Exercise objective: Write out every single entry exactly.
-- BEGIN --
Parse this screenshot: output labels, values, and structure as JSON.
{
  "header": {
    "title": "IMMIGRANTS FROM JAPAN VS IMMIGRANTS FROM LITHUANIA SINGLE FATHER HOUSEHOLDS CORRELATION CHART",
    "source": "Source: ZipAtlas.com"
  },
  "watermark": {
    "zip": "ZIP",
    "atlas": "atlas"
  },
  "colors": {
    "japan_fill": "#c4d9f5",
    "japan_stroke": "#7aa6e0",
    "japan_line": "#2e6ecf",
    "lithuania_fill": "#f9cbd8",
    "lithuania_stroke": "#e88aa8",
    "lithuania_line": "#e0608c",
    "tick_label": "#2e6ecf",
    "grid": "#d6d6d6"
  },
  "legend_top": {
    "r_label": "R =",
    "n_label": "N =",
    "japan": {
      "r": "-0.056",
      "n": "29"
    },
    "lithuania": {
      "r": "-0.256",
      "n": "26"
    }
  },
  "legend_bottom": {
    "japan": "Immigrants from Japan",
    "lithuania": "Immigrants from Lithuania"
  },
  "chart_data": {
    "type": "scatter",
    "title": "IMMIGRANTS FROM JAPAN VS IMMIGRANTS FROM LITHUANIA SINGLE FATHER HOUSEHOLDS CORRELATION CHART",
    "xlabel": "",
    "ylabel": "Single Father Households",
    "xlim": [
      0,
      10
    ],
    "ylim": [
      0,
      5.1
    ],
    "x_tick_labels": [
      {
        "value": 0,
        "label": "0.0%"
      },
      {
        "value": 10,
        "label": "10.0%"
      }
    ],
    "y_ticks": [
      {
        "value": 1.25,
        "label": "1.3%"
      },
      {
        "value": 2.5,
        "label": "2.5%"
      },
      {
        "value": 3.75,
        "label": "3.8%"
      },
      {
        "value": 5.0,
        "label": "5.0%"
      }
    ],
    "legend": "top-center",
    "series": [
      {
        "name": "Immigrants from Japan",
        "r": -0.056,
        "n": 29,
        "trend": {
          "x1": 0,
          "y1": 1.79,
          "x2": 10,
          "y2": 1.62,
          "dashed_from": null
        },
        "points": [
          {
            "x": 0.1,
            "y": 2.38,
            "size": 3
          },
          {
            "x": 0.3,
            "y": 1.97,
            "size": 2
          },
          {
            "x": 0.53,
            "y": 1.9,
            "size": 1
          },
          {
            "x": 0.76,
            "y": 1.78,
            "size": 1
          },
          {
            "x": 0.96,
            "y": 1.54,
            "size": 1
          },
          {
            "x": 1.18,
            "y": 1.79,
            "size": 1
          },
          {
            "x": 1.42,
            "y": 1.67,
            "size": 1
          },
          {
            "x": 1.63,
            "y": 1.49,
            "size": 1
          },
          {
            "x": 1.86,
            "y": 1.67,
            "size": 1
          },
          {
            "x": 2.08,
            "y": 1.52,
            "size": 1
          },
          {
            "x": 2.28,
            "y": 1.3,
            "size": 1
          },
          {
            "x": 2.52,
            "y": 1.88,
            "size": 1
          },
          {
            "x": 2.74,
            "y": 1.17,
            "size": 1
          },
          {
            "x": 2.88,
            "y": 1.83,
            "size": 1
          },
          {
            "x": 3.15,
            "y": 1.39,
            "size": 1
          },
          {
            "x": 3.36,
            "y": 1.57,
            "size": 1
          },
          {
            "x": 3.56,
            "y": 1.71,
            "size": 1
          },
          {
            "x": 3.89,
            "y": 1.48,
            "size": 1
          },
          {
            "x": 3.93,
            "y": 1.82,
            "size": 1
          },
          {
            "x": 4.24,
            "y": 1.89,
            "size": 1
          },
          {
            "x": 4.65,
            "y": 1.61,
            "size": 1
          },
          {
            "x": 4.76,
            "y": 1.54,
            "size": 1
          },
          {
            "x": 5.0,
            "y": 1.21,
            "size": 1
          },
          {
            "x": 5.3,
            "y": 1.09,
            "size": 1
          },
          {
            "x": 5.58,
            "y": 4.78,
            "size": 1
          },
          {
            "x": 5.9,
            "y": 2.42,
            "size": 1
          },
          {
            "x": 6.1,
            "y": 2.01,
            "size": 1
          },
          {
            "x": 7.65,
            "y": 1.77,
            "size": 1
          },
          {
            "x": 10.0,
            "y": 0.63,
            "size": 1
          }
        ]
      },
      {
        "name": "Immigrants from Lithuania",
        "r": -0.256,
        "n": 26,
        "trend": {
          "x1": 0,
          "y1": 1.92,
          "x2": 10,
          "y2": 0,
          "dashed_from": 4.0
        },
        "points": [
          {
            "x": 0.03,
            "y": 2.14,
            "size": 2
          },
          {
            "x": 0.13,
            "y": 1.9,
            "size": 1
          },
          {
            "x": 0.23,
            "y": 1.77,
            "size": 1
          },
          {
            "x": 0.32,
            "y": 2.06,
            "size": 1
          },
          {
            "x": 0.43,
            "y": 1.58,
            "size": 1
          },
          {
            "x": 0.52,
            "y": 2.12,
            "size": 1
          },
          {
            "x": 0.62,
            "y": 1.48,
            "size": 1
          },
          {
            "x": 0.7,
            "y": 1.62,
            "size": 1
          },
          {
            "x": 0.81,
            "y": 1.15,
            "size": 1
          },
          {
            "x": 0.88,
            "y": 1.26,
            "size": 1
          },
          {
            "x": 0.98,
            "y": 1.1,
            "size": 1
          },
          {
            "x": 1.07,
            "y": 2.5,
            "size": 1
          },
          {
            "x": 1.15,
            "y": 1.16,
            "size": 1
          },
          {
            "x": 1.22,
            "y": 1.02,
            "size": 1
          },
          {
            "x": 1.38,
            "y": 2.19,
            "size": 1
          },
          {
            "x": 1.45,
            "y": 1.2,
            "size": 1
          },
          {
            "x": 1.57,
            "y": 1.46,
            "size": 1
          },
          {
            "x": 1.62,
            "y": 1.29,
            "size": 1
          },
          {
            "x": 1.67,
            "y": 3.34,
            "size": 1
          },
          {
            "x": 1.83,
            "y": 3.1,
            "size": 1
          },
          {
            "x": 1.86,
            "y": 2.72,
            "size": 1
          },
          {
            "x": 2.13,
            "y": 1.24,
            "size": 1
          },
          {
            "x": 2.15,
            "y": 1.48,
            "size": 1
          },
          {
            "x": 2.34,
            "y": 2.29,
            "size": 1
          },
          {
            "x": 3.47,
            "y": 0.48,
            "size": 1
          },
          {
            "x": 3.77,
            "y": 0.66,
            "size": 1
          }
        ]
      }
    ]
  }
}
-- END --
Final answer:
Parse this screenshot: output labels, values, and structure as JSON.
{
  "header": {
    "title": "IMMIGRANTS FROM JAPAN VS IMMIGRANTS FROM LITHUANIA SINGLE FATHER HOUSEHOLDS CORRELATION CHART",
    "source": "Source: ZipAtlas.com"
  },
  "watermark": {
    "zip": "ZIP",
    "atlas": "atlas"
  },
  "colors": {
    "japan_fill": "#c4d9f5",
    "japan_stroke": "#7aa6e0",
    "japan_line": "#2e6ecf",
    "lithuania_fill": "#f9cbd8",
    "lithuania_stroke": "#e88aa8",
    "lithuania_line": "#e0608c",
    "tick_label": "#2e6ecf",
    "grid": "#d6d6d6"
  },
  "legend_top": {
    "r_label": "R =",
    "n_label": "N =",
    "japan": {
      "r": "-0.056",
      "n": "29"
    },
    "lithuania": {
      "r": "-0.256",
      "n": "26"
    }
  },
  "legend_bottom": {
    "japan": "Immigrants from Japan",
    "lithuania": "Immigrants from Lithuania"
  },
  "chart_data": {
    "type": "scatter",
    "title": "IMMIGRANTS FROM JAPAN VS IMMIGRANTS FROM LITHUANIA SINGLE FATHER HOUSEHOLDS CORRELATION CHART",
    "xlabel": "",
    "ylabel": "Single Father Households",
    "xlim": [
      0,
      10
    ],
    "ylim": [
      0,
      5.1
    ],
    "x_tick_labels": [
      {
        "value": 0,
        "label": "0.0%"
      },
      {
        "value": 10,
        "label": "10.0%"
      }
    ],
    "y_ticks": [
      {
        "value": 1.25,
        "label": "1.3%"
      },
      {
        "value": 2.5,
        "label": "2.5%"
      },
      {
        "value": 3.75,
        "label": "3.8%"
      },
      {
        "value": 5.0,
        "label": "5.0%"
      }
    ],
    "legend": "top-center",
    "series": [
      {
        "name": "Immigrants from Japan",
        "r": -0.056,
        "n": 29,
        "trend": {
          "x1": 0,
          "y1": 1.79,
          "x2": 10,
          "y2": 1.62,
          "dashed_from": null
        },
        "points": [
          {
            "x": 0.1,
            "y": 2.38,
            "size": 3
          },
          {
            "x": 0.3,
            "y": 1.97,
            "size": 2
          },
          {
            "x": 0.53,
            "y": 1.9,
            "size": 1
          },
          {
            "x": 0.76,
            "y": 1.78,
            "size": 1
          },
          {
            "x": 0.96,
            "y": 1.54,
            "size": 1
          },
          {
            "x": 1.18,
            "y": 1.79,
            "size": 1
          },
          {
            "x": 1.42,
            "y": 1.67,
            "size": 1
          },
          {
            "x": 1.63,
            "y": 1.49,
            "size": 1
          },
          {
            "x": 1.86,
            "y": 1.67,
            "size": 1
          },
          {
            "x": 2.08,
            "y": 1.52,
            "size": 1
          },
          {
            "x": 2.28,
            "y": 1.3,
            "size": 1
          },
          {
            "x": 2.52,
            "y": 1.88,
            "size": 1
          },
          {
            "x": 2.74,
            "y": 1.17,
            "size": 1
          },
          {
            "x": 2.88,
            "y": 1.83,
            "size": 1
          },
          {
            "x": 3.15,
            "y": 1.39,
            "size": 1
          },
          {
            "x": 3.36,
            "y": 1.57,
            "size": 1
          },
          {
            "x": 3.56,
            "y": 1.71,
            "size": 1
          },
          {
            "x": 3.89,
            "y": 1.48,
            "size": 1
          },
          {
            "x": 3.93,
            "y": 1.82,
            "size": 1
          },
          {
            "x": 4.24,
            "y": 1.89,
            "size": 1
          },
          {
            "x": 4.65,
            "y": 1.61,
            "size": 1
          },
          {
            "x": 4.76,
            "y": 1.54,
            "size": 1
          },
          {
            "x": 5.0,
            "y": 1.21,
            "size": 1
          },
          {
            "x": 5.3,
            "y": 1.09,
            "size": 1
          },
          {
            "x": 5.58,
            "y": 4.78,
            "size": 1
          },
          {
            "x": 5.9,
            "y": 2.42,
            "size": 1
          },
          {
            "x": 6.1,
            "y": 2.01,
            "size": 1
          },
          {
            "x": 7.65,
            "y": 1.77,
            "size": 1
          },
          {
            "x": 10.0,
            "y": 0.63,
            "size": 1
          }
        ]
      },
      {
        "name": "Immigrants from Lithuania",
        "r": -0.256,
        "n": 26,
        "trend": {
          "x1": 0,
          "y1": 1.92,
          "x2": 10,
          "y2": 0,
          "dashed_from": 4.0
        },
        "points": [
          {
            "x": 0.03,
            "y": 2.14,
            "size": 2
          },
          {
            "x": 0.13,
            "y": 1.9,
            "size": 1
          },
          {
            "x": 0.23,
            "y": 1.77,
            "size": 1
          },
          {
            "x": 0.32,
            "y": 2.06,
            "size": 1
          },
          {
            "x": 0.43,
            "y": 1.58,
            "size": 1
          },
          {
            "x": 0.52,
            "y": 2.12,
            "size": 1
          },
          {
            "x": 0.62,
            "y": 1.48,
            "size": 1
          },
          {
            "x": 0.7,
            "y": 1.62,
            "size": 1
          },
          {
            "x": 0.81,
            "y": 1.15,
            "size": 1
          },
          {
            "x": 0.88,
            "y": 1.26,
            "size": 1
          },
          {
            "x": 0.98,
            "y": 1.1,
            "size": 1
          },
          {
            "x": 1.07,
            "y": 2.5,
            "size": 1
          },
          {
            "x": 1.15,
            "y": 1.16,
            "size": 1
          },
          {
            "x": 1.22,
            "y": 1.02,
            "size": 1
          },
          {
            "x": 1.38,
            "y": 2.19,
            "size": 1
          },
          {
            "x": 1.45,
            "y": 1.2,
            "size": 1
          },
          {
            "x": 1.57,
            "y": 1.46,
            "size": 1
          },
          {
            "x": 1.62,
            "y": 1.29,
            "size": 1
          },
          {
            "x": 1.67,
            "y": 3.34,
            "size": 1
          },
          {
            "x": 1.83,
            "y": 3.1,
            "size": 1
          },
          {
            "x": 1.86,
            "y": 2.72,
            "size": 1
          },
          {
            "x": 2.13,
            "y": 1.24,
            "size": 1
          },
          {
            "x": 2.15,
            "y": 1.48,
            "size": 1
          },
          {
            "x": 2.34,
            "y": 2.29,
            "size": 1
          },
          {
            "x": 3.47,
            "y": 0.48,
            "size": 1
          },
          {
            "x": 3.77,
            "y": 0.66,
            "size": 1
          }
        ]
      }
    ]
  }
}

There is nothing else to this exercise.